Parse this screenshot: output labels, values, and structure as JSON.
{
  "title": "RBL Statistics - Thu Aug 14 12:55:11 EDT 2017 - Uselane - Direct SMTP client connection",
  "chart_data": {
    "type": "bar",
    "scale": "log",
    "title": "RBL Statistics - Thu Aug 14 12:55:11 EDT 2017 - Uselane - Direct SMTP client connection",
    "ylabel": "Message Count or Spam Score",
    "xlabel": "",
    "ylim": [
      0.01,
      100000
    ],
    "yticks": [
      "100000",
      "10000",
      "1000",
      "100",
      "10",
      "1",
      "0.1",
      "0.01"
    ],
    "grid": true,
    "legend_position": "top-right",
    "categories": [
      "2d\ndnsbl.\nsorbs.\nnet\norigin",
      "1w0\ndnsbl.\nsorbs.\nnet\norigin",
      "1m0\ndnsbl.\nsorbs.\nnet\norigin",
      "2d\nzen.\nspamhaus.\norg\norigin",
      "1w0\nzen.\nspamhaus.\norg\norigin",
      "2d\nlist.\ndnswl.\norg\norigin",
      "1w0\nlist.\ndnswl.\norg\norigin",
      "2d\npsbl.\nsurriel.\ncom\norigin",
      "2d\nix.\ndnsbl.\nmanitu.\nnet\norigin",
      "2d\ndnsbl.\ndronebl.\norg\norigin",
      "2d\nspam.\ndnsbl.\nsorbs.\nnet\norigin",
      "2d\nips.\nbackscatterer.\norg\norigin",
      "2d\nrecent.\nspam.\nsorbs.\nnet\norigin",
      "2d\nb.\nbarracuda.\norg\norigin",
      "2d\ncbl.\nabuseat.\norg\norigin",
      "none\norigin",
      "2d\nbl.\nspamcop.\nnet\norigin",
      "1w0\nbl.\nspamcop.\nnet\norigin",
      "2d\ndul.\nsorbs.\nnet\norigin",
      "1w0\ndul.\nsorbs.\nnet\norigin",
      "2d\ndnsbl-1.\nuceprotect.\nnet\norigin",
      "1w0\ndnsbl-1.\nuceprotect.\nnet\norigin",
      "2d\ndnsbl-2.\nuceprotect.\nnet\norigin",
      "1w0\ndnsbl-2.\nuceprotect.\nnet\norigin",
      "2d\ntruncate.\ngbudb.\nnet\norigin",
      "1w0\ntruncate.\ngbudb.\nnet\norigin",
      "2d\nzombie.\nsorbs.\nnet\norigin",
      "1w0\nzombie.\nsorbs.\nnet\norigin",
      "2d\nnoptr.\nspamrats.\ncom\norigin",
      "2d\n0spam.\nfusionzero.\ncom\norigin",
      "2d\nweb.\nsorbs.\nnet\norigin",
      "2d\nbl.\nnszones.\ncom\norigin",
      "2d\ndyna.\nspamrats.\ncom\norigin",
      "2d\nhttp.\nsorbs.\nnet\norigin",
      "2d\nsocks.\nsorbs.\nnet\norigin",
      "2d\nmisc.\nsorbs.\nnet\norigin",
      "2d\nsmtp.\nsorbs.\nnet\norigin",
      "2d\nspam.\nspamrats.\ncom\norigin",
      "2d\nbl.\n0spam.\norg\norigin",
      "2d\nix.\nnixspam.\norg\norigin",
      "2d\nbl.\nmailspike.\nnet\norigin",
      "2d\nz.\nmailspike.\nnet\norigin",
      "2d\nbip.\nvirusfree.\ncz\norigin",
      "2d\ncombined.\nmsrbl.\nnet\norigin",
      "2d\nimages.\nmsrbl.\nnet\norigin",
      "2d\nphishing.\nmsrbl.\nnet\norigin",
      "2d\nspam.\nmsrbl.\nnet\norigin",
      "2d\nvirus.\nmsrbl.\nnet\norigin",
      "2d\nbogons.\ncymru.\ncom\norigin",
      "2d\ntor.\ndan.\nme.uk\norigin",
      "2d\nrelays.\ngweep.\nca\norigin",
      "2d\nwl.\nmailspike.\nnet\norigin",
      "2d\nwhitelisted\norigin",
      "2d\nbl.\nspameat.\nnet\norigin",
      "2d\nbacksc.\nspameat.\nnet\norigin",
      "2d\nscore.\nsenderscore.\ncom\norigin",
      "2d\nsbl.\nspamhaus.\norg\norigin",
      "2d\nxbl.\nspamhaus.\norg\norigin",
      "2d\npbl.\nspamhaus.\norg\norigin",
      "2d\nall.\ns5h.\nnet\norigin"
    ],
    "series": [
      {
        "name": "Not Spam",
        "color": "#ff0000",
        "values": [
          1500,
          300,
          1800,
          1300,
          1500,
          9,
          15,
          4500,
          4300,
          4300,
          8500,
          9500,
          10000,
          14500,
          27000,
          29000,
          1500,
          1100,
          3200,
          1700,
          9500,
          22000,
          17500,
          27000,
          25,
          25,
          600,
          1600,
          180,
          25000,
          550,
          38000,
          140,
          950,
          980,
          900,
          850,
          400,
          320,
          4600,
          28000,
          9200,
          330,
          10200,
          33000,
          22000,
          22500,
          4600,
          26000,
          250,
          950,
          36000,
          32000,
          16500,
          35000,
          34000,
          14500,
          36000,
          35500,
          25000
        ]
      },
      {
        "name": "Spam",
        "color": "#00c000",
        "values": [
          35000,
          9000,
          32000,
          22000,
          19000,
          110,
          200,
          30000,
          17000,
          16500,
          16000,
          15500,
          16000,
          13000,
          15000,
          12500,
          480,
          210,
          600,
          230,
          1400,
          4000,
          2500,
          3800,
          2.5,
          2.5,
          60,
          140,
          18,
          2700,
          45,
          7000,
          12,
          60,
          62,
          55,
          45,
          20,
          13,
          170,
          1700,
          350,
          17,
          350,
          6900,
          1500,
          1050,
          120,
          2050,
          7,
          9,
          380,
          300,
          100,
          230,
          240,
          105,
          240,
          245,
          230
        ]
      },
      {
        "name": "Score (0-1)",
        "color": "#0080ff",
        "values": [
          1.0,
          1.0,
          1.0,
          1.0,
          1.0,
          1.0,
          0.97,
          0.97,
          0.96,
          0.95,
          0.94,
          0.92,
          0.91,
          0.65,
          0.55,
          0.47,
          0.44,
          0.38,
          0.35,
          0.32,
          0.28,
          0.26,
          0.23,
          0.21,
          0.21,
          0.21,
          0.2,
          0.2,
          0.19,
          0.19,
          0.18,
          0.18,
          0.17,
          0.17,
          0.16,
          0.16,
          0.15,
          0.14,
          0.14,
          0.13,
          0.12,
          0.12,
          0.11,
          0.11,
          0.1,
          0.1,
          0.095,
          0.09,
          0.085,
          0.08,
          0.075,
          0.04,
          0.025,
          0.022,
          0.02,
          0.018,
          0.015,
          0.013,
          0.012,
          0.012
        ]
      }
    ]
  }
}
────
• _WORK REQUEST_
Look through the material above for the word "color" and copy every line that has it.

• _RESPONSE TO THE EXERCISE_
        "color": "#ff0000",
        "color": "#00c000",
        "color": "#0080ff",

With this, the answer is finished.